- [Required work] From the entries below, list each line with "스테이지에서".

- [Material provided]
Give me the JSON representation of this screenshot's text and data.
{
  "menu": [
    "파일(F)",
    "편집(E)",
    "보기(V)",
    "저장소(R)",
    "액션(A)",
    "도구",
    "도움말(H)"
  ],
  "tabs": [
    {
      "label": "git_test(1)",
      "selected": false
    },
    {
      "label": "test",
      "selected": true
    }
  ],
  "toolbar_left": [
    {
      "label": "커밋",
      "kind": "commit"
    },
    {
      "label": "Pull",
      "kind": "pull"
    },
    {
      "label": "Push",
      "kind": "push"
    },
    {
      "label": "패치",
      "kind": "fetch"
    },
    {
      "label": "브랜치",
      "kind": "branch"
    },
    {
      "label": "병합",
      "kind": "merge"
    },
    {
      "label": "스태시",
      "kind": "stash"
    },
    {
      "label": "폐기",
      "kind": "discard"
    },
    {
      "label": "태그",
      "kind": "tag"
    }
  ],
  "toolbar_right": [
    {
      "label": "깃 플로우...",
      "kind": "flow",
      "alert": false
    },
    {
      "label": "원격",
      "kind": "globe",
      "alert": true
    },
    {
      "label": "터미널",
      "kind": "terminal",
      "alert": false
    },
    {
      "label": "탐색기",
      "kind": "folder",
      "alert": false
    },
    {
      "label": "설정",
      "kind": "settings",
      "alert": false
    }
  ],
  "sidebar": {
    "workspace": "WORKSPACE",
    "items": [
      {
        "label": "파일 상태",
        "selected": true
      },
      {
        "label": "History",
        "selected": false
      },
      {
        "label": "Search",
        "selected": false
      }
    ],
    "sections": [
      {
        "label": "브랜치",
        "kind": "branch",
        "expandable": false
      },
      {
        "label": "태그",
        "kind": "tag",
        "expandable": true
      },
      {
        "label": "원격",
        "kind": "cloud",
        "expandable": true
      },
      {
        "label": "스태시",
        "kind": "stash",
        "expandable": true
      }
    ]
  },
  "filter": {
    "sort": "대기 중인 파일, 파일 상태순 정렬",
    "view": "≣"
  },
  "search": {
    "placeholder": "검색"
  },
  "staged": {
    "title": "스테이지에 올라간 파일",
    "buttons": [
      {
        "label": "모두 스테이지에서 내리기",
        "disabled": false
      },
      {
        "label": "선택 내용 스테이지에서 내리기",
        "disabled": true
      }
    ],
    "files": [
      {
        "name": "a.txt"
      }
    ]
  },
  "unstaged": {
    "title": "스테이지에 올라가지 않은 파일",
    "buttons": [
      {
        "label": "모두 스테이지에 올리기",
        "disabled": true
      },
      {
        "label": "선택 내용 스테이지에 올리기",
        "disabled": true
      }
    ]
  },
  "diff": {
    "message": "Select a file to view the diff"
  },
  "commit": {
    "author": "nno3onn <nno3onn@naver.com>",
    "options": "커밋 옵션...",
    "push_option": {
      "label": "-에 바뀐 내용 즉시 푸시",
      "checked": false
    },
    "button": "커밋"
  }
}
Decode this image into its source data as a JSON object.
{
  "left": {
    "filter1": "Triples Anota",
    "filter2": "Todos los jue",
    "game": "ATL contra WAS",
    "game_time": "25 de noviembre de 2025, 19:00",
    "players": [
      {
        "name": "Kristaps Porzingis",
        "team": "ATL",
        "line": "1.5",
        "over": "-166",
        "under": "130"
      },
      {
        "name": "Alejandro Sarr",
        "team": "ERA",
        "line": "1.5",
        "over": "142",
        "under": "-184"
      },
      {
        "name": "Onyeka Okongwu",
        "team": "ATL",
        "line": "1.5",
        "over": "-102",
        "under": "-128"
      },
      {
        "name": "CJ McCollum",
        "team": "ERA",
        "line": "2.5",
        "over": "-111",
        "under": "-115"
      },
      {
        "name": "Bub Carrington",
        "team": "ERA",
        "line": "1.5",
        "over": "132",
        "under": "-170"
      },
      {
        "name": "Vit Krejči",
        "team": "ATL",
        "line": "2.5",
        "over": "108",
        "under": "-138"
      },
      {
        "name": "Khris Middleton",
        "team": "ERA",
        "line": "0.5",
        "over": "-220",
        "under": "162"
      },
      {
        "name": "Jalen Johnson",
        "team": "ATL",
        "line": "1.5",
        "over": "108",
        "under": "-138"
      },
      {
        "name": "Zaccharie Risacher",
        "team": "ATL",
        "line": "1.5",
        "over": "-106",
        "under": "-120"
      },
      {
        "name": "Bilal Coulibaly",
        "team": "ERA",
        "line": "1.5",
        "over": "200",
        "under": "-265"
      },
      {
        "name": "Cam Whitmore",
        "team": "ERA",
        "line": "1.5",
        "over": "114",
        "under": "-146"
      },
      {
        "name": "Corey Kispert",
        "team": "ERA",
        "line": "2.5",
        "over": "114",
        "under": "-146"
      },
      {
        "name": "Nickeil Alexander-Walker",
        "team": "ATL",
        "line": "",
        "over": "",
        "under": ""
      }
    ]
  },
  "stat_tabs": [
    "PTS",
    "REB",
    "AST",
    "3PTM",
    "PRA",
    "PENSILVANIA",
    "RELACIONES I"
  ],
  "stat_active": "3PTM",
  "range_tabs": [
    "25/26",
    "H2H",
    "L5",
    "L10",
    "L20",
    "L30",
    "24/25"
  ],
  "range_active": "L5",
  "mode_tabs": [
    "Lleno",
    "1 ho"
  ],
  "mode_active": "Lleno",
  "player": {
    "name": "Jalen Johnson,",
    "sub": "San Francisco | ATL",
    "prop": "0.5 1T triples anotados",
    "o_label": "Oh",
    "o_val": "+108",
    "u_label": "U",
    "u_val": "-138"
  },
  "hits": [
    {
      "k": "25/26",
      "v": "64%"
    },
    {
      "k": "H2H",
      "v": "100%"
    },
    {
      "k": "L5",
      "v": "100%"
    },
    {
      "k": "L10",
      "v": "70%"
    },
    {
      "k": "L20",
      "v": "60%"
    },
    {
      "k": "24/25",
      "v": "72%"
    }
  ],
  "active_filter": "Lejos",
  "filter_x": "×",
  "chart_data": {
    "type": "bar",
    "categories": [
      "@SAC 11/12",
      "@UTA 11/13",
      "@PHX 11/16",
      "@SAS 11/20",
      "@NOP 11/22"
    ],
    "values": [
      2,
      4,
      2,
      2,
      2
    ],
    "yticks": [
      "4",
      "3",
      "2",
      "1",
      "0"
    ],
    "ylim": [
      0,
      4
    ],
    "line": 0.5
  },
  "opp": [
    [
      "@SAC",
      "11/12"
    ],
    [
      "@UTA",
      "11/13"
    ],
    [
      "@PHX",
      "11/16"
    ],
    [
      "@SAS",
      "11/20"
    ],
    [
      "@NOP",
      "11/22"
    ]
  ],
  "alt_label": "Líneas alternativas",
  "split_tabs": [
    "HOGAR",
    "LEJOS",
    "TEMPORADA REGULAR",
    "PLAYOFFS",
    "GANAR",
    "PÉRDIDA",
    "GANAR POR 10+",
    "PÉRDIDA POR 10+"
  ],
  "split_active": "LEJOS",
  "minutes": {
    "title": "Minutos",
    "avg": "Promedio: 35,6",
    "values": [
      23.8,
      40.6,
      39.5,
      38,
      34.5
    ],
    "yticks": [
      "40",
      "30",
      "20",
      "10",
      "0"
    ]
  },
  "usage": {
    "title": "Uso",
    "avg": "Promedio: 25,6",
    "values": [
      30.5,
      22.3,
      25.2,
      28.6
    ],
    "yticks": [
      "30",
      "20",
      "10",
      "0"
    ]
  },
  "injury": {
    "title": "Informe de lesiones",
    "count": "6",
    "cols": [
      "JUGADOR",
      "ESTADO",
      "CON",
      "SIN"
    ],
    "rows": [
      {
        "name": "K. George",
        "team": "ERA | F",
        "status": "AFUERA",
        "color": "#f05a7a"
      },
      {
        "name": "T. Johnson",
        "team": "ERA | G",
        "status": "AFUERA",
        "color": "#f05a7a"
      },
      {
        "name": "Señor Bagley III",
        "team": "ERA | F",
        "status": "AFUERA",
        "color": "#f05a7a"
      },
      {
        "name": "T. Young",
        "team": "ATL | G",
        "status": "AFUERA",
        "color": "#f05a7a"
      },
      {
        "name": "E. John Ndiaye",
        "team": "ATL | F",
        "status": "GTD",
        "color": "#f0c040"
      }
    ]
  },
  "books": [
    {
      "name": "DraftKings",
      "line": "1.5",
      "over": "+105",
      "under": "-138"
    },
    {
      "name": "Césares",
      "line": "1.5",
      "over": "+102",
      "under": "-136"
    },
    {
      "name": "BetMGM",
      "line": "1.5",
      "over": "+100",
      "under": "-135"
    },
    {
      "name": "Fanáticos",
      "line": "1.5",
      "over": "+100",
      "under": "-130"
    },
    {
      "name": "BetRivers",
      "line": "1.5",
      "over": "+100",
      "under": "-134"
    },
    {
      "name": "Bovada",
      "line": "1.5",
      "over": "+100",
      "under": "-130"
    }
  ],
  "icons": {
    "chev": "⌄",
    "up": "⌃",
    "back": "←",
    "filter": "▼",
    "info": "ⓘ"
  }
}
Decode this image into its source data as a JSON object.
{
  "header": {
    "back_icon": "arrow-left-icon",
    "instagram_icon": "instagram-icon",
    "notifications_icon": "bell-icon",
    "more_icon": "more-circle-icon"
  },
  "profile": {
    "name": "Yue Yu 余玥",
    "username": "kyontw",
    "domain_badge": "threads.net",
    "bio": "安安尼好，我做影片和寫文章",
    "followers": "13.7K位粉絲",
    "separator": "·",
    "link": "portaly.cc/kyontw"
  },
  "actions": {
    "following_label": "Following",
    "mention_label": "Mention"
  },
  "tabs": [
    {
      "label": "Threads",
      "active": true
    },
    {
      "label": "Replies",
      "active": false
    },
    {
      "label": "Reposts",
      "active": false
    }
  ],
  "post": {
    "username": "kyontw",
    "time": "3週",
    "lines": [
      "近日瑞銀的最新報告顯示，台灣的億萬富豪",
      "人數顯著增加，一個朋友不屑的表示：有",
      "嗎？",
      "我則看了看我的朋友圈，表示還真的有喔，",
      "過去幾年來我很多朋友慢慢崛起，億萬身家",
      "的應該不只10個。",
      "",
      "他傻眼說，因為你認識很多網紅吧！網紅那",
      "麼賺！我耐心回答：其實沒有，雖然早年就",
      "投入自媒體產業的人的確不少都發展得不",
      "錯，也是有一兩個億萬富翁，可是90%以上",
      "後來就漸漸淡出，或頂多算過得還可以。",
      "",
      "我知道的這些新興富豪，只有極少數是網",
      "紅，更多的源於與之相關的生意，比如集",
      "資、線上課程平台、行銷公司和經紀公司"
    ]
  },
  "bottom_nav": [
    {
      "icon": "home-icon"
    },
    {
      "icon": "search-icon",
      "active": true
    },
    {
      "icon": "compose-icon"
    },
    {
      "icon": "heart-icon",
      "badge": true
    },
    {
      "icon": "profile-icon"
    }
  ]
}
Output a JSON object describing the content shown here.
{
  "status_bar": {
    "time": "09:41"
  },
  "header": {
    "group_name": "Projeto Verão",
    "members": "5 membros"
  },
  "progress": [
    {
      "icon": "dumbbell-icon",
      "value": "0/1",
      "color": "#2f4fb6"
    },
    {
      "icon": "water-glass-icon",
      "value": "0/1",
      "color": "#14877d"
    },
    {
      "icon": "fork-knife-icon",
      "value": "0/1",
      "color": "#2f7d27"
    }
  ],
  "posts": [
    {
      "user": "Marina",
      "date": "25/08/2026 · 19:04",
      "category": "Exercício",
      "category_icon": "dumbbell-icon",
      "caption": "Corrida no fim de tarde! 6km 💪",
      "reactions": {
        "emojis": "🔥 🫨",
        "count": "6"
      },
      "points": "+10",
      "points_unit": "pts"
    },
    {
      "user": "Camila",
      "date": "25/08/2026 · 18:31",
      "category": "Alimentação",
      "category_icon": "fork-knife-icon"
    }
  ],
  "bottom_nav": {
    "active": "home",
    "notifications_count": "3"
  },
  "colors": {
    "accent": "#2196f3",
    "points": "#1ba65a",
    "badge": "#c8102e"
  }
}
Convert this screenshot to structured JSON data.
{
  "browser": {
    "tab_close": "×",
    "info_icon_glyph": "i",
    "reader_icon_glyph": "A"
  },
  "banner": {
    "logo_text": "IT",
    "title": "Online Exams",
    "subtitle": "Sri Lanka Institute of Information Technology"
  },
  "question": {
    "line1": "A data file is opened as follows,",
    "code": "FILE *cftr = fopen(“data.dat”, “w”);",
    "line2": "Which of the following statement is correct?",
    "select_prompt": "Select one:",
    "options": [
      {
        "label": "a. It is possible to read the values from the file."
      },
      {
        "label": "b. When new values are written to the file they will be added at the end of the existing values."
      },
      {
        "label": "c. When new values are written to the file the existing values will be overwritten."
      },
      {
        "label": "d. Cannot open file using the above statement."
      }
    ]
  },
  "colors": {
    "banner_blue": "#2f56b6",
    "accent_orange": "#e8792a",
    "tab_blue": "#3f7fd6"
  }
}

- [Result of this exercise]
        "label": "모두 스테이지에서 내리기",
        "label": "선택 내용 스테이지에서 내리기",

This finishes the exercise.